(Source records)
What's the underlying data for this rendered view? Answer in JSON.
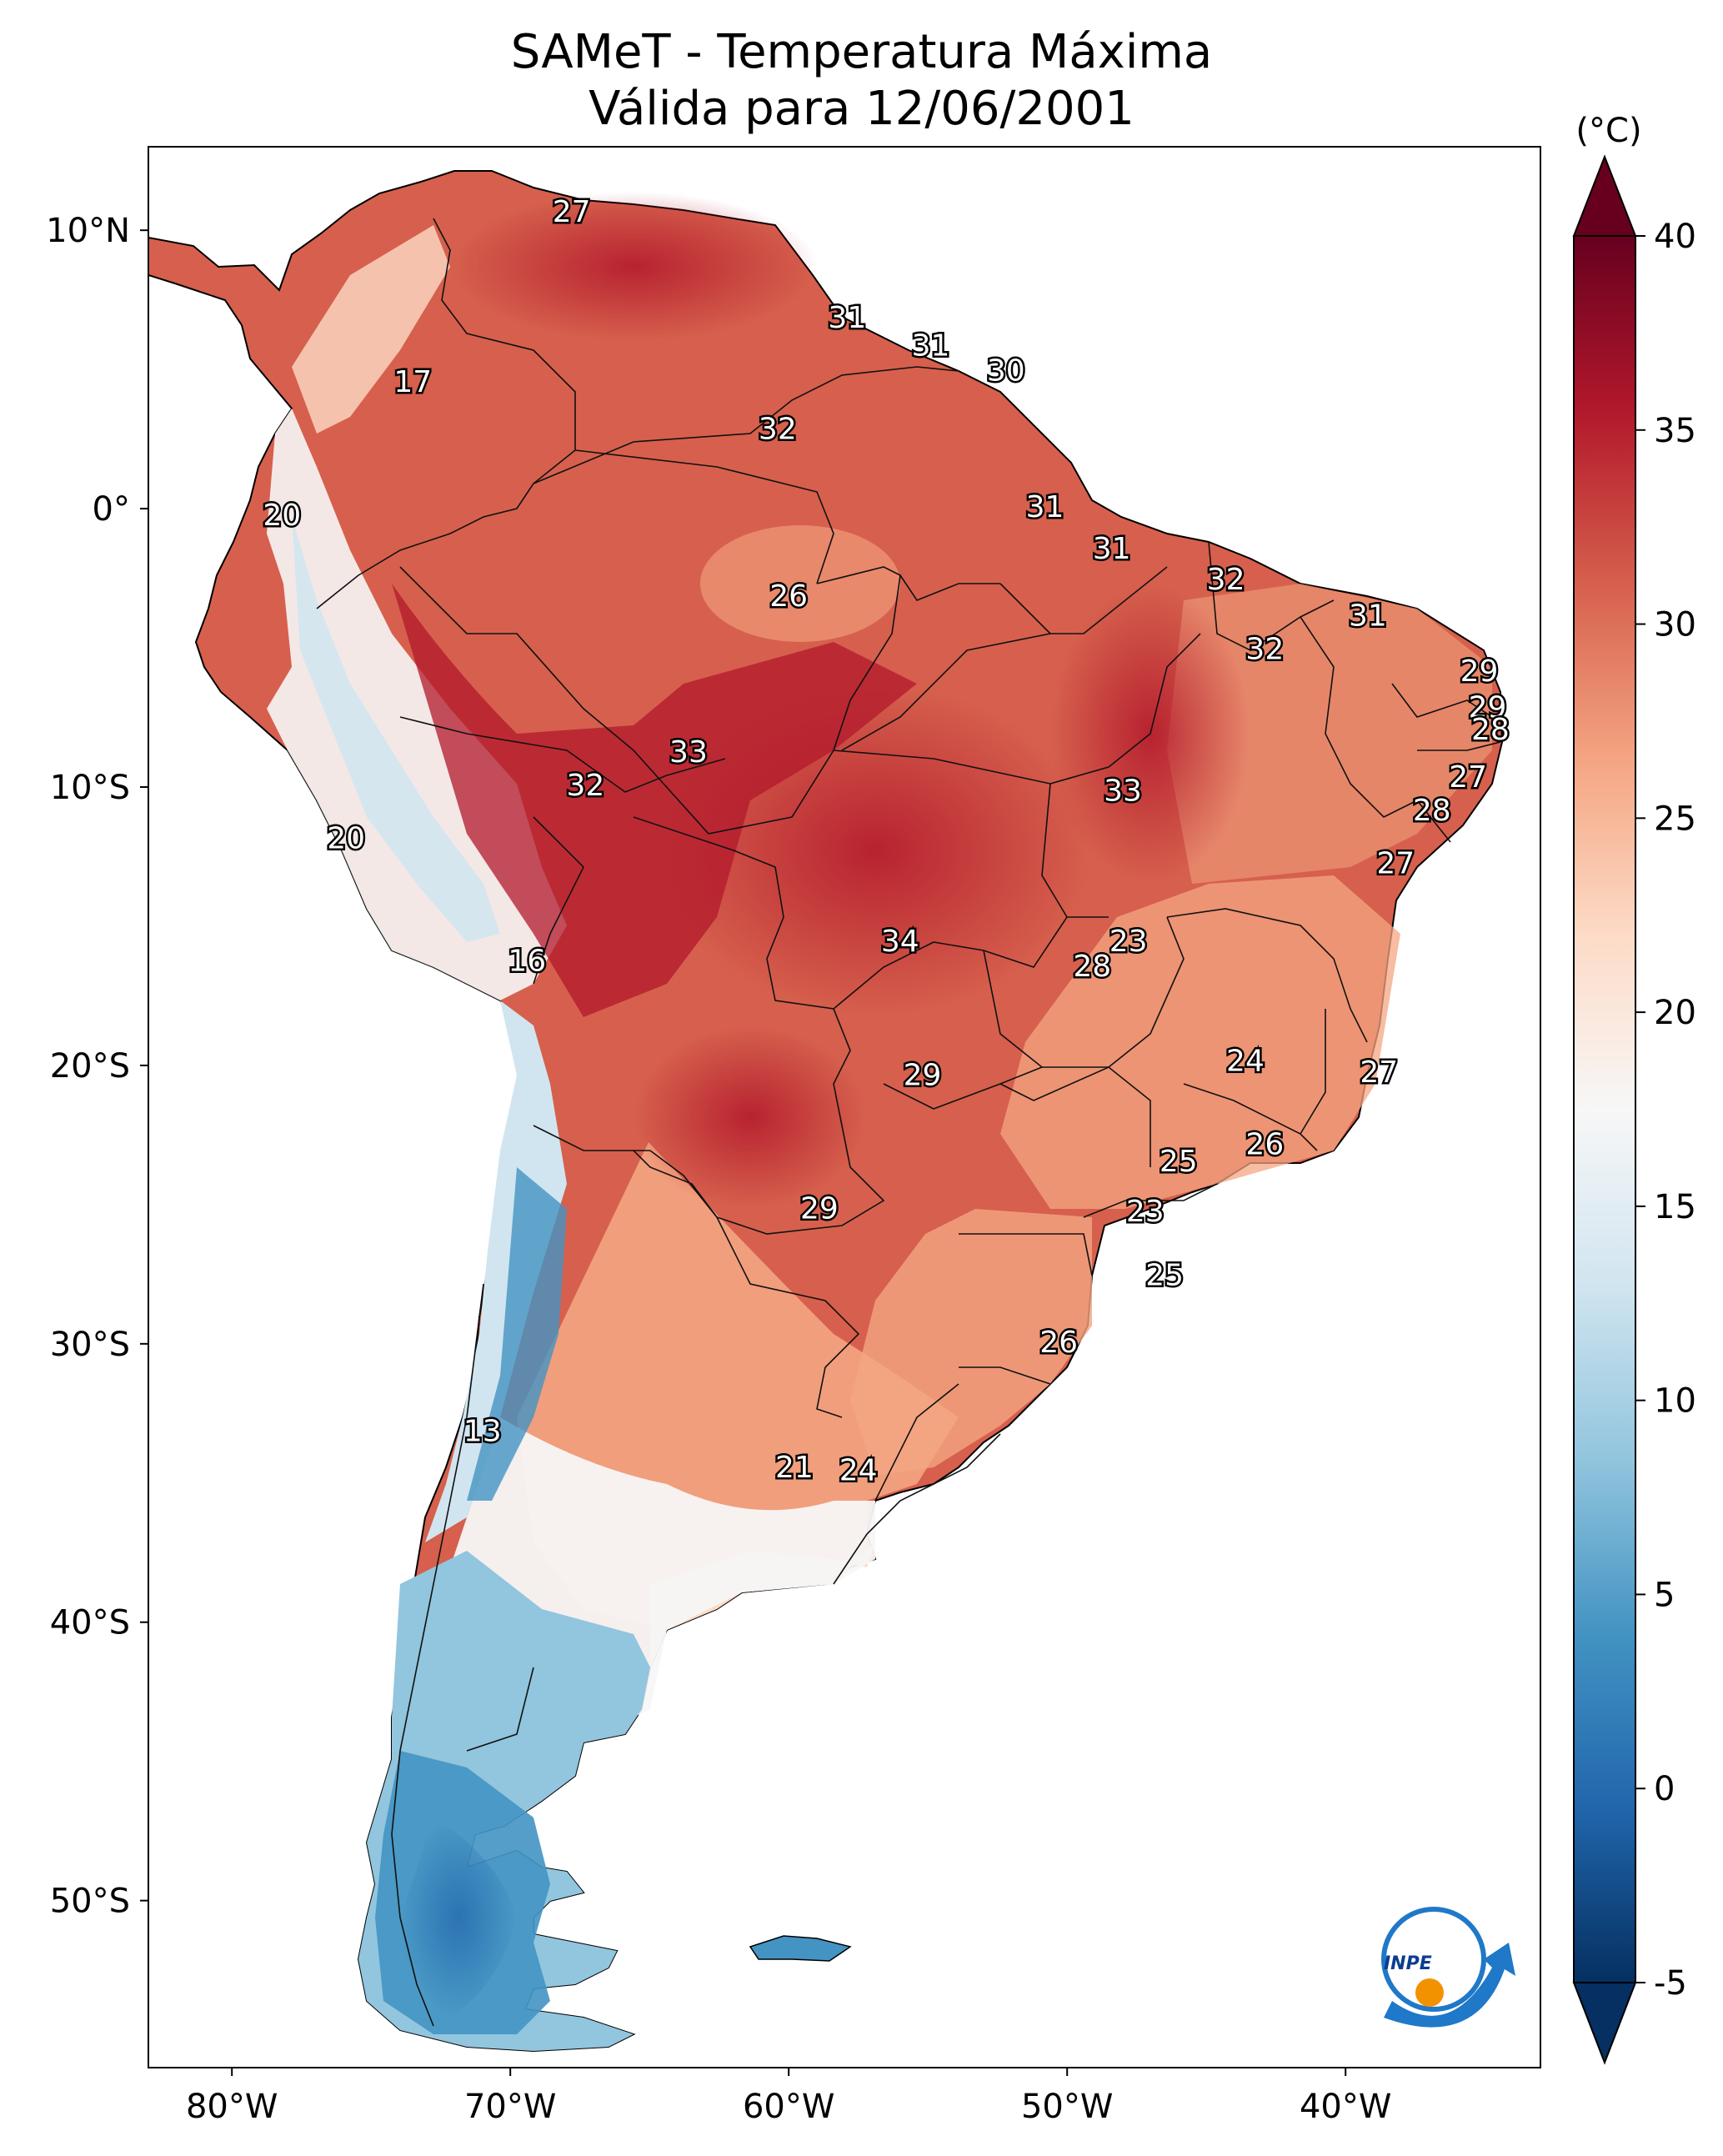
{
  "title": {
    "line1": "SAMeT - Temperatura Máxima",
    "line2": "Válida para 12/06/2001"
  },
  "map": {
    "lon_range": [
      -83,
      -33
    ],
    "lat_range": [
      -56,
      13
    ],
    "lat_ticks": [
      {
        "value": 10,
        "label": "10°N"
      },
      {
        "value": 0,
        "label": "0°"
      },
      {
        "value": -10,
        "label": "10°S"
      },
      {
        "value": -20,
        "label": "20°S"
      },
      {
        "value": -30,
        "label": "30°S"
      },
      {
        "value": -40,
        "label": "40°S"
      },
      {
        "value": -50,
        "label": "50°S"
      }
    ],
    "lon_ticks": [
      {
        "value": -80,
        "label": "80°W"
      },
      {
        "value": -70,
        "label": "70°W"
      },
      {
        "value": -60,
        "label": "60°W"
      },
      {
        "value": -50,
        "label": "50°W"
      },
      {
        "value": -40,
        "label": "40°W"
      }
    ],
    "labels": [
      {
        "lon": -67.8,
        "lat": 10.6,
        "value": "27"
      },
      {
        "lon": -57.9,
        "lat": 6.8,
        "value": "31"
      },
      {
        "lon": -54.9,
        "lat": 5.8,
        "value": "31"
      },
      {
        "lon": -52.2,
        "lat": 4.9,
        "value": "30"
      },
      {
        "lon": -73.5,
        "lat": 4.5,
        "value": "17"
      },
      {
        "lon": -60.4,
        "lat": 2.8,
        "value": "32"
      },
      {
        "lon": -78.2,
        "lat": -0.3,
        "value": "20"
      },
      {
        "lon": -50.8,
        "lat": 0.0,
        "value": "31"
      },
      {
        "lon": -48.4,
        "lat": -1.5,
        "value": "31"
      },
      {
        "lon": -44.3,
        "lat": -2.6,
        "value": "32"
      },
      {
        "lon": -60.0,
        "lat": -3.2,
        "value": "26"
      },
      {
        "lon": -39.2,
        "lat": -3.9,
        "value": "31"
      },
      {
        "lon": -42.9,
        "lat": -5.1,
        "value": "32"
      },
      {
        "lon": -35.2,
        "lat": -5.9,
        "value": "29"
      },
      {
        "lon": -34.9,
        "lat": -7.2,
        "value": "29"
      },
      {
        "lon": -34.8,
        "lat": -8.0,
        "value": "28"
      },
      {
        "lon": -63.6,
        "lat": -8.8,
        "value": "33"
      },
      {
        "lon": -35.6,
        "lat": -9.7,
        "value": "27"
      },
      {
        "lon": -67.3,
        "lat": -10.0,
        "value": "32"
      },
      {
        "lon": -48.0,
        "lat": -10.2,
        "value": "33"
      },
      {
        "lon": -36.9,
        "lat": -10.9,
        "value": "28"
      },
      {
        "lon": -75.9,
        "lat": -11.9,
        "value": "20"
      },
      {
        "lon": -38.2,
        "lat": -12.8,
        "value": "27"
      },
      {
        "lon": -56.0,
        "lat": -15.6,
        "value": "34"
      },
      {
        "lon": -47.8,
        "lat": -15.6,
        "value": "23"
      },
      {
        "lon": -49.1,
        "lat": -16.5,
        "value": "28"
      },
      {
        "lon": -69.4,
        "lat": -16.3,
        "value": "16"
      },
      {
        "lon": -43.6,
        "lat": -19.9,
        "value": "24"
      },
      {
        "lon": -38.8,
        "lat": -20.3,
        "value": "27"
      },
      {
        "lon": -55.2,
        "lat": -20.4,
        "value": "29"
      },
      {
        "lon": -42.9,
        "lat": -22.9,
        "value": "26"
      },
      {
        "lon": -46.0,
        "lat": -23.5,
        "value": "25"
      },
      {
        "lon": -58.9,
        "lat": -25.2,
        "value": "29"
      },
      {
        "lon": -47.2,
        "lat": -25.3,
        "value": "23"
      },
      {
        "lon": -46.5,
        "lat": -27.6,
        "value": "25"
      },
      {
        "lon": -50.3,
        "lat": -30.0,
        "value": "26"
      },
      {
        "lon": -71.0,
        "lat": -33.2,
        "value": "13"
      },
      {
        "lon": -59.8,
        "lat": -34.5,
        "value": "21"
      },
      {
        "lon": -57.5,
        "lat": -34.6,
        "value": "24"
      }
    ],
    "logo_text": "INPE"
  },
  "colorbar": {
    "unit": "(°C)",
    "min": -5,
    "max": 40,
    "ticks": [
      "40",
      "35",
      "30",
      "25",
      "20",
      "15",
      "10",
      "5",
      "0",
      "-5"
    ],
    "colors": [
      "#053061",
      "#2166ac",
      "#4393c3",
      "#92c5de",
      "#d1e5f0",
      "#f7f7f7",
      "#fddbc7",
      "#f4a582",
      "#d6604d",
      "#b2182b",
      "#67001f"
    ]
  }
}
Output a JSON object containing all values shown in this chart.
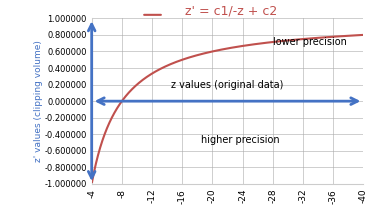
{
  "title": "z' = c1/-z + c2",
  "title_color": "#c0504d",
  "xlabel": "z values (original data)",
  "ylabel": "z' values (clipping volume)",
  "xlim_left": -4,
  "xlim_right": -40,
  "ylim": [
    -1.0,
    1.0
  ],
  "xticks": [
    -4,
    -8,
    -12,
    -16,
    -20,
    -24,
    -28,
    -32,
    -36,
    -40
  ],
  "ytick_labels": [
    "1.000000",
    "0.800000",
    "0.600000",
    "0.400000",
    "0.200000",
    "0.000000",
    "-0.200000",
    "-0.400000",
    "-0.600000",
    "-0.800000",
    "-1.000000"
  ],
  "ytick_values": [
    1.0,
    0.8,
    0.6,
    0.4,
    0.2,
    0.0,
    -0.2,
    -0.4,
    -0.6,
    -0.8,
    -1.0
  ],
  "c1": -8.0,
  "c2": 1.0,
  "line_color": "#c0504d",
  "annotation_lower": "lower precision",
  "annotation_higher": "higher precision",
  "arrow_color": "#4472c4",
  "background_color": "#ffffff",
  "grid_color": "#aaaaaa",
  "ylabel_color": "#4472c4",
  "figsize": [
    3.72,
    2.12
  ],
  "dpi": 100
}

▶ Set exercise
Omit the pictures and restate the rest of the records verbatim.

▶ Written answer
What's the underlying data for this rendered view? Answer in JSON.
{
  "title": {
    "line1": "SAMeT - Temperatura Máxima",
    "line2": "Válida para 12/06/2001"
  },
  "map": {
    "lon_range": [
      -83,
      -33
    ],
    "lat_range": [
      -56,
      13
    ],
    "lat_ticks": [
      {
        "value": 10,
        "label": "10°N"
      },
      {
        "value": 0,
        "label": "0°"
      },
      {
        "value": -10,
        "label": "10°S"
      },
      {
        "value": -20,
        "label": "20°S"
      },
      {
        "value": -30,
        "label": "30°S"
      },
      {
        "value": -40,
        "label": "40°S"
      },
      {
        "value": -50,
        "label": "50°S"
      }
    ],
    "lon_ticks": [
      {
        "value": -80,
        "label": "80°W"
      },
      {
        "value": -70,
        "label": "70°W"
      },
      {
        "value": -60,
        "label": "60°W"
      },
      {
        "value": -50,
        "label": "50°W"
      },
      {
        "value": -40,
        "label": "40°W"
      }
    ],
    "labels": [
      {
        "lon": -67.8,
        "lat": 10.6,
        "value": "27"
      },
      {
        "lon": -57.9,
        "lat": 6.8,
        "value": "31"
      },
      {
        "lon": -54.9,
        "lat": 5.8,
        "value": "31"
      },
      {
        "lon": -52.2,
        "lat": 4.9,
        "value": "30"
      },
      {
        "lon": -73.5,
        "lat": 4.5,
        "value": "17"
      },
      {
        "lon": -60.4,
        "lat": 2.8,
        "value": "32"
      },
      {
        "lon": -78.2,
        "lat": -0.3,
        "value": "20"
      },
      {
        "lon": -50.8,
        "lat": 0.0,
        "value": "31"
      },
      {
        "lon": -48.4,
        "lat": -1.5,
        "value": "31"
      },
      {
        "lon": -44.3,
        "lat": -2.6,
        "value": "32"
      },
      {
        "lon": -60.0,
        "lat": -3.2,
        "value": "26"
      },
      {
        "lon": -39.2,
        "lat": -3.9,
        "value": "31"
      },
      {
        "lon": -42.9,
        "lat": -5.1,
        "value": "32"
      },
      {
        "lon": -35.2,
        "lat": -5.9,
        "value": "29"
      },
      {
        "lon": -34.9,
        "lat": -7.2,
        "value": "29"
      },
      {
        "lon": -34.8,
        "lat": -8.0,
        "value": "28"
      },
      {
        "lon": -63.6,
        "lat": -8.8,
        "value": "33"
      },
      {
        "lon": -35.6,
        "lat": -9.7,
        "value": "27"
      },
      {
        "lon": -67.3,
        "lat": -10.0,
        "value": "32"
      },
      {
        "lon": -48.0,
        "lat": -10.2,
        "value": "33"
      },
      {
        "lon": -36.9,
        "lat": -10.9,
        "value": "28"
      },
      {
        "lon": -75.9,
        "lat": -11.9,
        "value": "20"
      },
      {
        "lon": -38.2,
        "lat": -12.8,
        "value": "27"
      },
      {
        "lon": -56.0,
        "lat": -15.6,
        "value": "34"
      },
      {
        "lon": -47.8,
        "lat": -15.6,
        "value": "23"
      },
      {
        "lon": -49.1,
        "lat": -16.5,
        "value": "28"
      },
      {
        "lon": -69.4,
        "lat": -16.3,
        "value": "16"
      },
      {
        "lon": -43.6,
        "lat": -19.9,
        "value": "24"
      },
      {
        "lon": -38.8,
        "lat": -20.3,
        "value": "27"
      },
      {
        "lon": -55.2,
        "lat": -20.4,
        "value": "29"
      },
      {
        "lon": -42.9,
        "lat": -22.9,
        "value": "26"
      },
      {
        "lon": -46.0,
        "lat": -23.5,
        "value": "25"
      },
      {
        "lon": -58.9,
        "lat": -25.2,
        "value": "29"
      },
      {
        "lon": -47.2,
        "lat": -25.3,
        "value": "23"
      },
      {
        "lon": -46.5,
        "lat": -27.6,
        "value": "25"
      },
      {
        "lon": -50.3,
        "lat": -30.0,
        "value": "26"
      },
      {
        "lon": -71.0,
        "lat": -33.2,
        "value": "13"
      },
      {
        "lon": -59.8,
        "lat": -34.5,
        "value": "21"
      },
      {
        "lon": -57.5,
        "lat": -34.6,
        "value": "24"
      }
    ],
    "logo_text": "INPE"
  },
  "colorbar": {
    "unit": "(°C)",
    "min": -5,
    "max": 40,
    "ticks": [
      "40",
      "35",
      "30",
      "25",
      "20",
      "15",
      "10",
      "5",
      "0",
      "-5"
    ],
    "colors": [
      "#053061",
      "#2166ac",
      "#4393c3",
      "#92c5de",
      "#d1e5f0",
      "#f7f7f7",
      "#fddbc7",
      "#f4a582",
      "#d6604d",
      "#b2182b",
      "#67001f"
    ]
  }
}
Output a JSON object containing all values shown in this chart.
{
  "title": "z' = c1/-z + c2",
  "title_color": "#c0504d",
  "xlabel": "z values (original data)",
  "ylabel": "z' values (clipping volume)",
  "xlim_left": -4,
  "xlim_right": -40,
  "ylim": [
    -1.0,
    1.0
  ],
  "xticks": [
    -4,
    -8,
    -12,
    -16,
    -20,
    -24,
    -28,
    -32,
    -36,
    -40
  ],
  "ytick_labels": [
    "1.000000",
    "0.800000",
    "0.600000",
    "0.400000",
    "0.200000",
    "0.000000",
    "-0.200000",
    "-0.400000",
    "-0.600000",
    "-0.800000",
    "-1.000000"
  ],
  "ytick_values": [
    1.0,
    0.8,
    0.6,
    0.4,
    0.2,
    0.0,
    -0.2,
    -0.4,
    -0.6,
    -0.8,
    -1.0
  ],
  "c1": -8.0,
  "c2": 1.0,
  "line_color": "#c0504d",
  "annotation_lower": "lower precision",
  "annotation_higher": "higher precision",
  "arrow_color": "#4472c4",
  "background_color": "#ffffff",
  "grid_color": "#aaaaaa",
  "ylabel_color": "#4472c4",
  "figsize": [
    3.72,
    2.12
  ],
  "dpi": 100
}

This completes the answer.